- _Exercise_: Repeat the lines from the one containing "Convert this document image to plain text." through the last line of the data, exactly, pictures omitted.

- _Dataset entries_:
--
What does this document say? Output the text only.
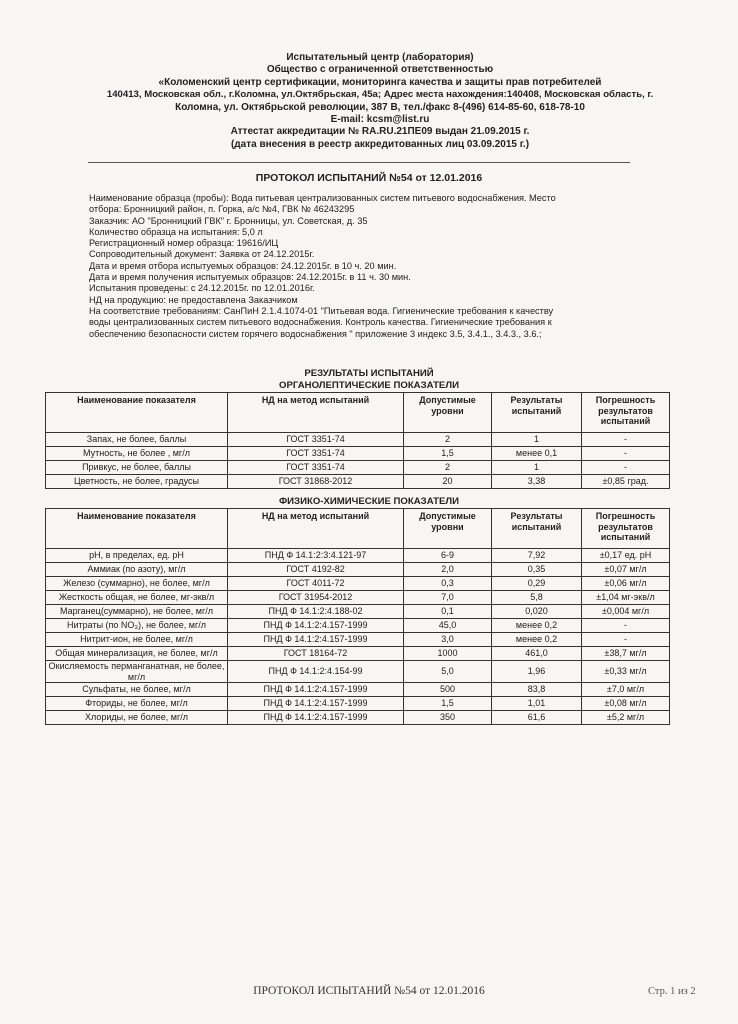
Испытательный центр (лаборатория)
Общество с ограниченной ответственностью
«Коломенский центр сертификации, мониторинга качества и защиты прав потребителей
140413, Московская обл., г.Коломна, ул.Октябрьская, 45а; Адрес места нахождения:140408, Московская область, г.
Коломна, ул. Октябрьской революции, 387 В, тел./факс 8-(496) 614-85-60, 618-78-10
E-mail: kcsm@list.ru
Аттестат аккредитации № RA.RU.21ПЕ09 выдан 21.09.2015 г.
(дата внесения в реестр аккредитованных лиц 03.09.2015 г.)
ПРОТОКОЛ ИСПЫТАНИЙ №54 от 12.01.2016
Наименование образца (пробы): Вода питьевая централизованных систем питьевого водоснабжения. Место
отбора: Бронницкий район, п. Горка, а/с №4, ГВК № 46243295
Заказчик: АО "Бронницкий ГВК" г. Бронницы, ул. Советская, д. 35
Количество образца на испытания: 5,0 л
Регистрационный номер образца: 19616/ИЦ
Сопроводительный документ: Заявка от 24.12.2015г.
Дата и время отбора испытуемых образцов: 24.12.2015г. в 10 ч. 20 мин.
Дата и время получения испытуемых образцов: 24.12.2015г. в 11 ч. 30 мин.
Испытания проведены: с 24.12.2015г. по 12.01.2016г.
НД на продукцию: не предоставлена Заказчиком
На соответствие требованиям: СанПиН 2.1.4.1074-01 "Питьевая вода. Гигиенические требования к качеству
воды централизованных систем питьевого водоснабжения. Контроль качества. Гигиенические требования к
обеспечению безопасности систем горячего водоснабжения " приложение 3 индекс 3.5, 3.4.1., 3.4.3., 3.6.;
РЕЗУЛЬТАТЫ ИСПЫТАНИЙ
ОРГАНОЛЕПТИЧЕСКИЕ ПОКАЗАТЕЛИ
Наименование показателя	НД на метод испытаний	Допустимые уровни	Результаты испытаний	Погрешность результатов испытаний
Запах, не более, баллы	ГОСТ 3351-74	2	1	-
Мутность, не более , мг/л	ГОСТ 3351-74	1,5	менее 0,1	-
Привкус, не более, баллы	ГОСТ 3351-74	2	1	-
Цветность, не более, градусы	ГОСТ 31868-2012	20	3,38	±0,85 град.
ФИЗИКО-ХИМИЧЕСКИЕ ПОКАЗАТЕЛИ
Наименование показателя	НД на метод испытаний	Допустимые уровни	Результаты испытаний	Погрешность результатов испытаний
рН, в пределах, ед. рН	ПНД Ф 14.1:2:3:4.121-97	6-9	7,92	±0,17 ед. рН
Аммиак (по азоту), мг/л	ГОСТ 4192-82	2,0	0,35	±0,07 мг/л
Железо (суммарно), не более, мг/л	ГОСТ 4011-72	0,3	0,29	±0,06 мг/л
Жесткость общая, не более, мг-экв/л	ГОСТ 31954-2012	7,0	5,8	±1,04 мг-экв/л
Марганец(суммарно), не более, мг/л	ПНД Ф 14.1:2:4.188-02	0,1	0,020	±0,004 мг/л
Нитраты (по NO₃), не более, мг/л	ПНД Ф 14.1:2:4.157-1999	45,0	менее 0,2	-
Нитрит-ион, не более, мг/л	ПНД Ф 14.1:2:4.157-1999	3,0	менее 0,2	-
Общая минерализация, не более, мг/л	ГОСТ 18164-72	1000	461,0	±38,7 мг/л
Окисляемость перманганатная, не более, мг/л	ПНД Ф 14.1:2:4.154-99	5,0	1,96	±0,33 мг/л
Сульфаты, не более, мг/л	ПНД Ф 14.1:2:4.157-1999	500	83,8	±7,0 мг/л
Фториды, не более, мг/л	ПНД Ф 14.1:2:4.157-1999	1,5	1,01	±0,08 мг/л
Хлориды, не более, мг/л	ПНД Ф 14.1:2:4.157-1999	350	61,6	±5,2 мг/л
ПРОТОКОЛ ИСПЫТАНИЙ №54 от 12.01.2016	Стр. 1 из 2
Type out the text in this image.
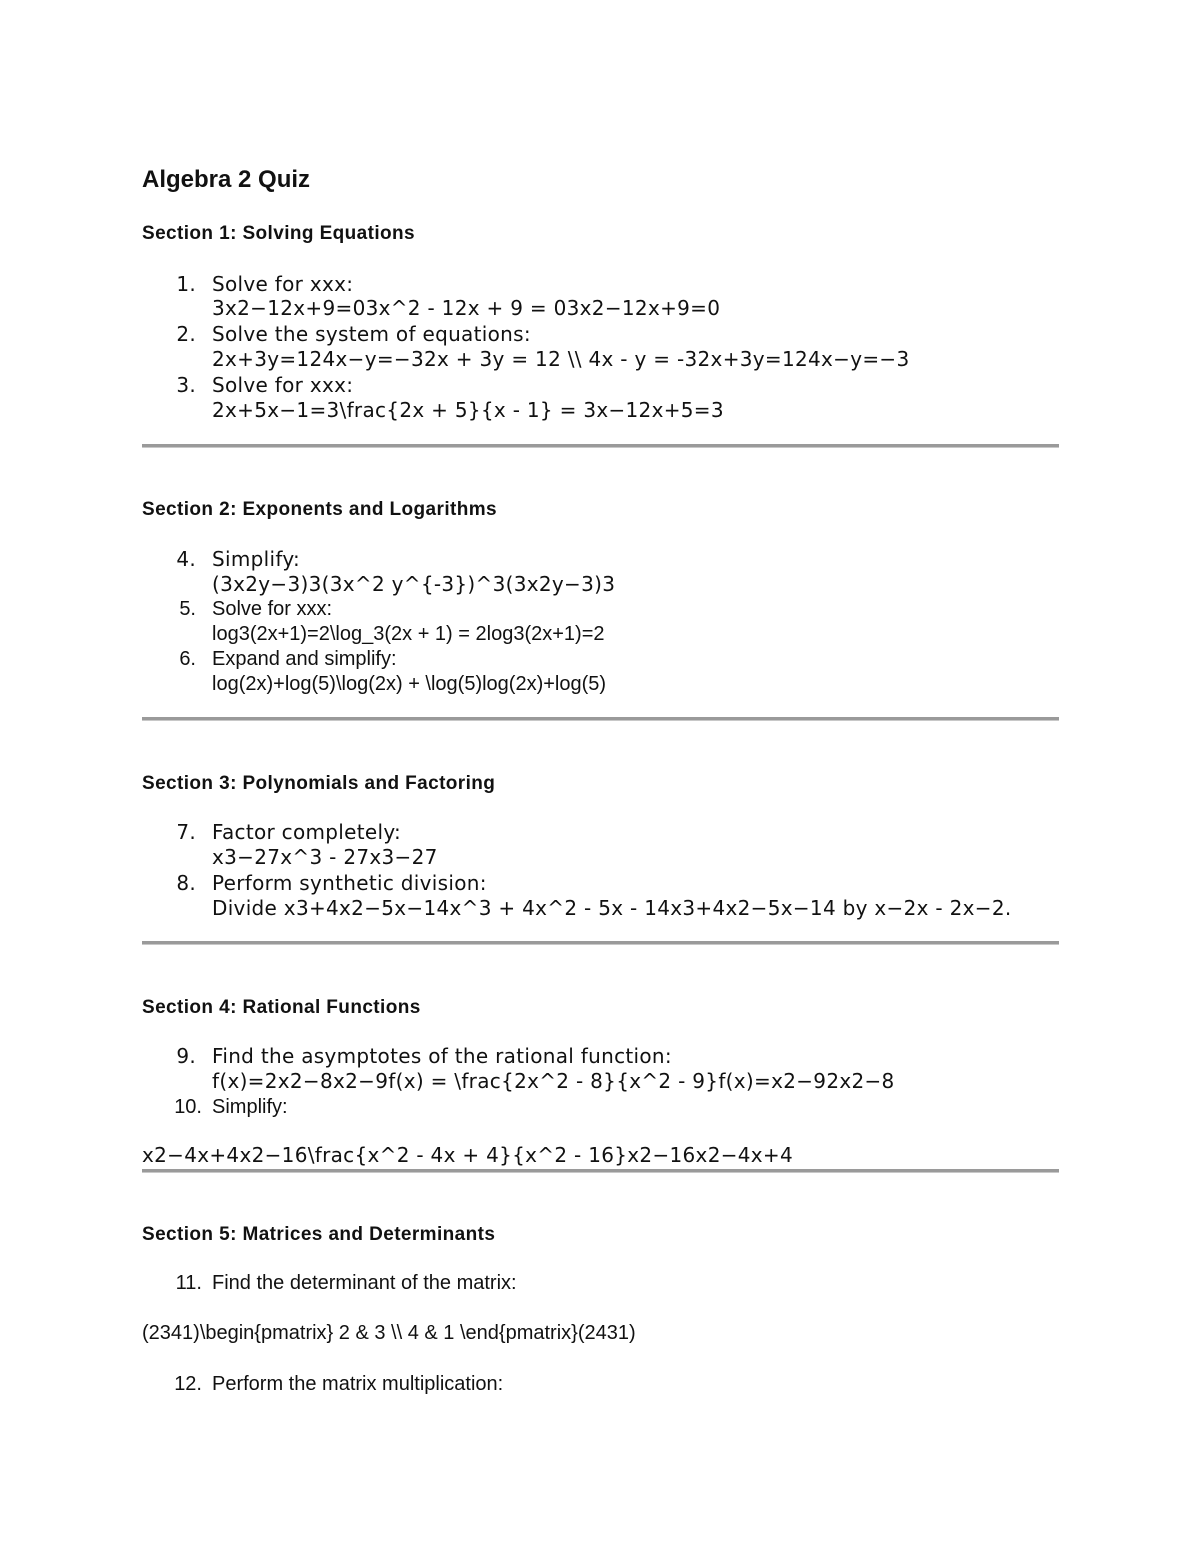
Algebra 2 Quiz
Section 1: Solving Equations
1. Solve for xxx:
3x2−12x+9=03x^2 - 12x + 9 = 03x2−12x+9=0
2. Solve the system of equations:
2x+3y=124x−y=−32x + 3y = 12 \\ 4x - y = -32x+3y=124x−y=−3
3. Solve for xxx:
2x+5x−1=3\frac{2x + 5}{x - 1} = 3x−12x+5=3
Section 2: Exponents and Logarithms
4. Simplify:
(3x2y−3)3(3x^2 y^{-3})^3(3x2y−3)3
5. Solve for xxx:
log3(2x+1)=2\log_3(2x + 1) = 2log3(2x+1)=2
6. Expand and simplify:
log(2x)+log(5)\log(2x) + \log(5)log(2x)+log(5)
Section 3: Polynomials and Factoring
7. Factor completely:
x3−27x^3 - 27x3−27
8. Perform synthetic division:
Divide x3+4x2−5x−14x^3 + 4x^2 - 5x - 14x3+4x2−5x−14 by x−2x - 2x−2.
Section 4: Rational Functions
9. Find the asymptotes of the rational function:
f(x)=2x2−8x2−9f(x) = \frac{2x^2 - 8}{x^2 - 9}f(x)=x2−92x2−8
10. Simplify:
x2−4x+4x2−16\frac{x^2 - 4x + 4}{x^2 - 16}x2−16x2−4x+4
Section 5: Matrices and Determinants
11. Find the determinant of the matrix:
(2341)\begin{pmatrix} 2 & 3 \\ 4 & 1 \end{pmatrix}(2431)
12. Perform the matrix multiplication:
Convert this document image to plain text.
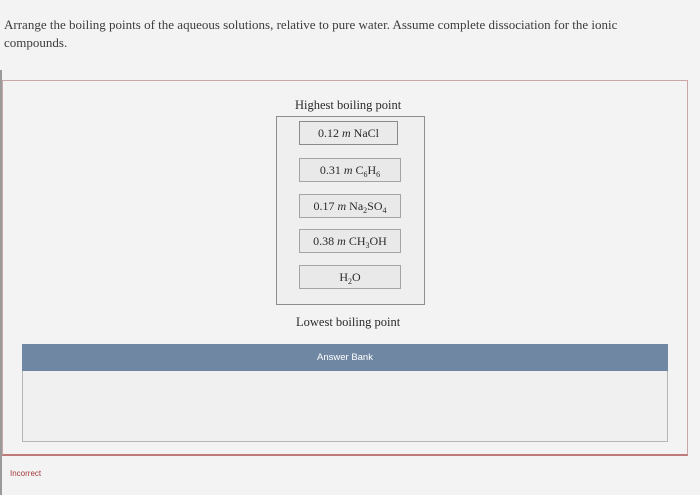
Arrange the boiling points of the aqueous solutions, relative to pure water. Assume complete dissociation for the ionic compounds.
Highest boiling point
0.12 m NaCl
0.31 m $C_6H_6$
0.17 m $Na_2SO_4$
0.38 m $CH_3OH$
$H_2O$
Lowest boiling point
Answer Bank
Incorrect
--
- _The output_:
Convert this document image to plain text.
Arrange the boiling points of the aqueous solutions, relative to pure water. Assume complete dissociation for the ionic compounds.
Highest boiling point
0.12 m NaCl
0.31 m $C_6H_6$
0.17 m $Na_2SO_4$
0.38 m $CH_3OH$
$H_2O$
Lowest boiling point
Answer Bank
Incorrect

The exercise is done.